Description of the task:
Retype each of the following items word for word, without changing anything.

Data rows:
════════════════════
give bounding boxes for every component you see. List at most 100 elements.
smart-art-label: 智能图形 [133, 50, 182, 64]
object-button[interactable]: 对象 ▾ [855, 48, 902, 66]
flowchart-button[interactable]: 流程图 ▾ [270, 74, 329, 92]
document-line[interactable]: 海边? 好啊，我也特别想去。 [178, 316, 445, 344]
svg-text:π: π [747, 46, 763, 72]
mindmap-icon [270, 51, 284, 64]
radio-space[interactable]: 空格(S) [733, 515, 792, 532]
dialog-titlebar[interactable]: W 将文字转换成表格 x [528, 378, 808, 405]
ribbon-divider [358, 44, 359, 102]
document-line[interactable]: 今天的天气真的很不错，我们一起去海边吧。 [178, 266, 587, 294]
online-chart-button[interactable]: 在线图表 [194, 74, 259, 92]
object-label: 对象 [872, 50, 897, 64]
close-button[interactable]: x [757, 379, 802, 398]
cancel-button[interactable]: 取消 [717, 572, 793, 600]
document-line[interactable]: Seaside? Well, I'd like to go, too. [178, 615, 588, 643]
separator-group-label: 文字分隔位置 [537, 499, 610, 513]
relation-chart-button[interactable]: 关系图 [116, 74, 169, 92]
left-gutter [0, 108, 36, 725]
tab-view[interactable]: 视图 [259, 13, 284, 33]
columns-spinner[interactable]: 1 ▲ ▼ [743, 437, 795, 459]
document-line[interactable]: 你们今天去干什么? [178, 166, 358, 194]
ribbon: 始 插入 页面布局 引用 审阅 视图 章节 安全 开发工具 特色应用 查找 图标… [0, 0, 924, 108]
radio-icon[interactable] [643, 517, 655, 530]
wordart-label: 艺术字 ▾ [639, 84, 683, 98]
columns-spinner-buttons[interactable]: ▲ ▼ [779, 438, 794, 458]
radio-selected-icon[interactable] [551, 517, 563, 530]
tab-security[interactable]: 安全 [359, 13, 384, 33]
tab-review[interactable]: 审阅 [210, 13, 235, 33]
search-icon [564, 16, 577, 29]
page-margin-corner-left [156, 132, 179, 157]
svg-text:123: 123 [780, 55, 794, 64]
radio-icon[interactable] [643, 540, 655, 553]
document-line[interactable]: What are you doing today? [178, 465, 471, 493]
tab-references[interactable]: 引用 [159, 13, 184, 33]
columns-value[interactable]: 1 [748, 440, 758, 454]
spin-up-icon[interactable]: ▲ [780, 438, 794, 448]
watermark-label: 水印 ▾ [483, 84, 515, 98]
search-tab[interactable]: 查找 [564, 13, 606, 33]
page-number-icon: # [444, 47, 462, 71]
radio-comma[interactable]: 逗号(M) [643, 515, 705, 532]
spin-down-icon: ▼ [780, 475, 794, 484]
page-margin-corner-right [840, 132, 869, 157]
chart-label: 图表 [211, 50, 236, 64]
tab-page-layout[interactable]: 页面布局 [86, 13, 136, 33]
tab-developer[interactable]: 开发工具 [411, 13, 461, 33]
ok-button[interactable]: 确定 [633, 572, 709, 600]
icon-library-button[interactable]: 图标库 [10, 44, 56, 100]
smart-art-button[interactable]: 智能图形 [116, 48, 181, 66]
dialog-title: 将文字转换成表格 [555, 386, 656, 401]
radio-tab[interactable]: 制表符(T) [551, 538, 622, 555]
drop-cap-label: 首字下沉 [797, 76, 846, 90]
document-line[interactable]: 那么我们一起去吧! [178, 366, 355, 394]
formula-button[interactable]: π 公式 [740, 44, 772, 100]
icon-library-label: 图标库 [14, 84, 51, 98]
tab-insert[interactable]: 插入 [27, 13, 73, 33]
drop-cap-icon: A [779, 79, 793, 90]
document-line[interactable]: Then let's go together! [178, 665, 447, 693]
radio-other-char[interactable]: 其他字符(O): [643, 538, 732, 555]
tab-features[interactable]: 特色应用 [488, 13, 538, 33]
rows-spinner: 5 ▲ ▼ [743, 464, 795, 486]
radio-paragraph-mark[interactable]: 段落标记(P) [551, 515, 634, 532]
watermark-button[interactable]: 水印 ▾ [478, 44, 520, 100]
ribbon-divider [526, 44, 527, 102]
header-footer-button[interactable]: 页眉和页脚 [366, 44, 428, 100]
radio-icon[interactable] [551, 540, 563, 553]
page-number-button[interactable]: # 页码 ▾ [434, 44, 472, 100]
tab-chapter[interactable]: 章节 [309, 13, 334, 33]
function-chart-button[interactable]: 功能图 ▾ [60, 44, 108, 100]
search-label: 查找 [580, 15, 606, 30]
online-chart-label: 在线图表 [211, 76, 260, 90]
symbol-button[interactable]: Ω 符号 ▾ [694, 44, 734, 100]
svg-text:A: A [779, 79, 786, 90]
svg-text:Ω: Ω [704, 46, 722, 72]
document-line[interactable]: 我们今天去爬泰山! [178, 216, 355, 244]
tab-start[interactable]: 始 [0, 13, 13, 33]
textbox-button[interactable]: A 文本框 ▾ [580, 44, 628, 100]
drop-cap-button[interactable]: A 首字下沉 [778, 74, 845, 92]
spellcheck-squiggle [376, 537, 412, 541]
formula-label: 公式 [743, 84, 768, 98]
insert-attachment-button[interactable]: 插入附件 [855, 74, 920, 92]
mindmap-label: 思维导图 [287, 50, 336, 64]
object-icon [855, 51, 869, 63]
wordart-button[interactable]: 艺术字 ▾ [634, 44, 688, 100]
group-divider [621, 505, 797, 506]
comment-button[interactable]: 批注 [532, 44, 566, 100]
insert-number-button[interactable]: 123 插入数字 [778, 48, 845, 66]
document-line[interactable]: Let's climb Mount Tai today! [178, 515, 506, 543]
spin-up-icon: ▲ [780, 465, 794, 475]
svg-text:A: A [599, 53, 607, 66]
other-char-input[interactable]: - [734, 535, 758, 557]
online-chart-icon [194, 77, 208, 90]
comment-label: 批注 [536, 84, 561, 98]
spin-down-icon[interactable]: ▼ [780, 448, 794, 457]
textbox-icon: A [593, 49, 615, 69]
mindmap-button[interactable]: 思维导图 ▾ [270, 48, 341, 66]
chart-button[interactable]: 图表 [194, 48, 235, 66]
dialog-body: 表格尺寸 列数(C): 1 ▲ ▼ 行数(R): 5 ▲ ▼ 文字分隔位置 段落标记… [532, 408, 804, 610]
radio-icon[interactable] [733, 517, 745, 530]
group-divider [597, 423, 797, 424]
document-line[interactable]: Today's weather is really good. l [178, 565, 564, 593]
════════════════════
Solved problem:
give bounding boxes for every component you see. List at most 100 elements.
smart-art-label: 智能图形 [133, 50, 182, 64]
object-button[interactable]: 对象 ▾ [855, 48, 902, 66]
flowchart-button[interactable]: 流程图 ▾ [270, 74, 329, 92]
document-line[interactable]: 海边? 好啊，我也特别想去。 [178, 316, 445, 344]
svg-text:π: π [747, 46, 763, 72]
mindmap-icon [270, 51, 284, 64]
radio-space[interactable]: 空格(S) [733, 515, 792, 532]
dialog-titlebar[interactable]: W 将文字转换成表格 x [528, 378, 808, 405]
ribbon-divider [358, 44, 359, 102]
document-line[interactable]: 今天的天气真的很不错，我们一起去海边吧。 [178, 266, 587, 294]
online-chart-button[interactable]: 在线图表 [194, 74, 259, 92]
object-label: 对象 [872, 50, 897, 64]
close-button[interactable]: x [757, 379, 802, 398]
cancel-button[interactable]: 取消 [717, 572, 793, 600]
document-line[interactable]: Seaside? Well, I'd like to go, too. [178, 615, 588, 643]
separator-group-label: 文字分隔位置 [537, 499, 610, 513]
relation-chart-button[interactable]: 关系图 [116, 74, 169, 92]
left-gutter [0, 108, 36, 725]
tab-view[interactable]: 视图 [259, 13, 284, 33]
columns-spinner[interactable]: 1 ▲ ▼ [743, 437, 795, 459]
document-line[interactable]: 你们今天去干什么? [178, 166, 358, 194]
ribbon: 始 插入 页面布局 引用 审阅 视图 章节 安全 开发工具 特色应用 查找 图标… [0, 0, 924, 108]
radio-icon[interactable] [643, 517, 655, 530]
wordart-label: 艺术字 ▾ [639, 84, 683, 98]
columns-spinner-buttons[interactable]: ▲ ▼ [779, 438, 794, 458]
radio-selected-icon[interactable] [551, 517, 563, 530]
tab-security[interactable]: 安全 [359, 13, 384, 33]
tab-review[interactable]: 审阅 [210, 13, 235, 33]
search-icon [564, 16, 577, 29]
page-margin-corner-left [156, 132, 179, 157]
svg-text:123: 123 [780, 55, 794, 64]
radio-icon[interactable] [643, 540, 655, 553]
document-line[interactable]: What are you doing today? [178, 465, 471, 493]
tab-references[interactable]: 引用 [159, 13, 184, 33]
columns-value[interactable]: 1 [748, 440, 758, 454]
spin-up-icon[interactable]: ▲ [780, 438, 794, 448]
watermark-label: 水印 ▾ [483, 84, 515, 98]
search-tab[interactable]: 查找 [564, 13, 606, 33]
page-number-icon: # [444, 47, 462, 71]
radio-comma[interactable]: 逗号(M) [643, 515, 705, 532]
spin-down-icon: ▼ [780, 475, 794, 484]
page-margin-corner-right [840, 132, 869, 157]
chart-label: 图表 [211, 50, 236, 64]
tab-page-layout[interactable]: 页面布局 [86, 13, 136, 33]
tab-developer[interactable]: 开发工具 [411, 13, 461, 33]
ok-button[interactable]: 确定 [633, 572, 709, 600]
icon-library-button[interactable]: 图标库 [10, 44, 56, 100]
smart-art-button[interactable]: 智能图形 [116, 48, 181, 66]
dialog-title: 将文字转换成表格 [555, 386, 656, 401]
radio-tab[interactable]: 制表符(T) [551, 538, 622, 555]
drop-cap-label: 首字下沉 [797, 76, 846, 90]
document-line[interactable]: 那么我们一起去吧! [178, 366, 355, 394]
formula-button[interactable]: π 公式 [740, 44, 772, 100]
icon-library-label: 图标库 [14, 84, 51, 98]
tab-insert[interactable]: 插入 [27, 13, 73, 33]
drop-cap-icon: A [779, 79, 793, 90]
document-line[interactable]: Then let's go together! [178, 665, 447, 693]
radio-other-char[interactable]: 其他字符(O): [643, 538, 732, 555]
tab-features[interactable]: 特色应用 [488, 13, 538, 33]
rows-spinner: 5 ▲ ▼ [743, 464, 795, 486]
radio-paragraph-mark[interactable]: 段落标记(P) [551, 515, 634, 532]
watermark-button[interactable]: 水印 ▾ [478, 44, 520, 100]
ribbon-divider [526, 44, 527, 102]
header-footer-button[interactable]: 页眉和页脚 [366, 44, 428, 100]
radio-icon[interactable] [551, 540, 563, 553]
page-number-button[interactable]: # 页码 ▾ [434, 44, 472, 100]
tab-chapter[interactable]: 章节 [309, 13, 334, 33]
function-chart-button[interactable]: 功能图 ▾ [60, 44, 108, 100]
search-label: 查找 [580, 15, 606, 30]
online-chart-label: 在线图表 [211, 76, 260, 90]
symbol-button[interactable]: Ω 符号 ▾ [694, 44, 734, 100]
svg-text:A: A [779, 79, 786, 90]
svg-text:Ω: Ω [704, 46, 722, 72]
document-line[interactable]: 我们今天去爬泰山! [178, 216, 355, 244]
tab-start[interactable]: 始 [0, 13, 13, 33]
textbox-button[interactable]: A 文本框 ▾ [580, 44, 628, 100]
drop-cap-button[interactable]: A 首字下沉 [778, 74, 845, 92]
spellcheck-squiggle [376, 537, 412, 541]
formula-label: 公式 [743, 84, 768, 98]
insert-attachment-button[interactable]: 插入附件 [855, 74, 920, 92]
mindmap-label: 思维导图 [287, 50, 336, 64]
object-icon [855, 51, 869, 63]
wordart-button[interactable]: 艺术字 ▾ [634, 44, 688, 100]
group-divider [621, 505, 797, 506]
comment-button[interactable]: 批注 [532, 44, 566, 100]
insert-number-button[interactable]: 123 插入数字 [778, 48, 845, 66]
document-line[interactable]: Let's climb Mount Tai today! [178, 515, 506, 543]
spin-up-icon: ▲ [780, 465, 794, 475]
svg-text:A: A [599, 53, 607, 66]
other-char-input[interactable]: - [734, 535, 758, 557]
online-chart-icon [194, 77, 208, 90]
comment-label: 批注 [536, 84, 561, 98]
spin-down-icon[interactable]: ▼ [780, 448, 794, 457]
textbox-icon: A [593, 49, 615, 69]
mindmap-button[interactable]: 思维导图 ▾ [270, 48, 341, 66]
chart-button[interactable]: 图表 [194, 48, 235, 66]
dialog-body: 表格尺寸 列数(C): 1 ▲ ▼ 行数(R): 5 ▲ ▼ 文字分隔位置 段落标记… [532, 408, 804, 610]
radio-icon[interactable] [733, 517, 745, 530]
group-divider [597, 423, 797, 424]
document-line[interactable]: Today's weather is really good. l [178, 565, 564, 593]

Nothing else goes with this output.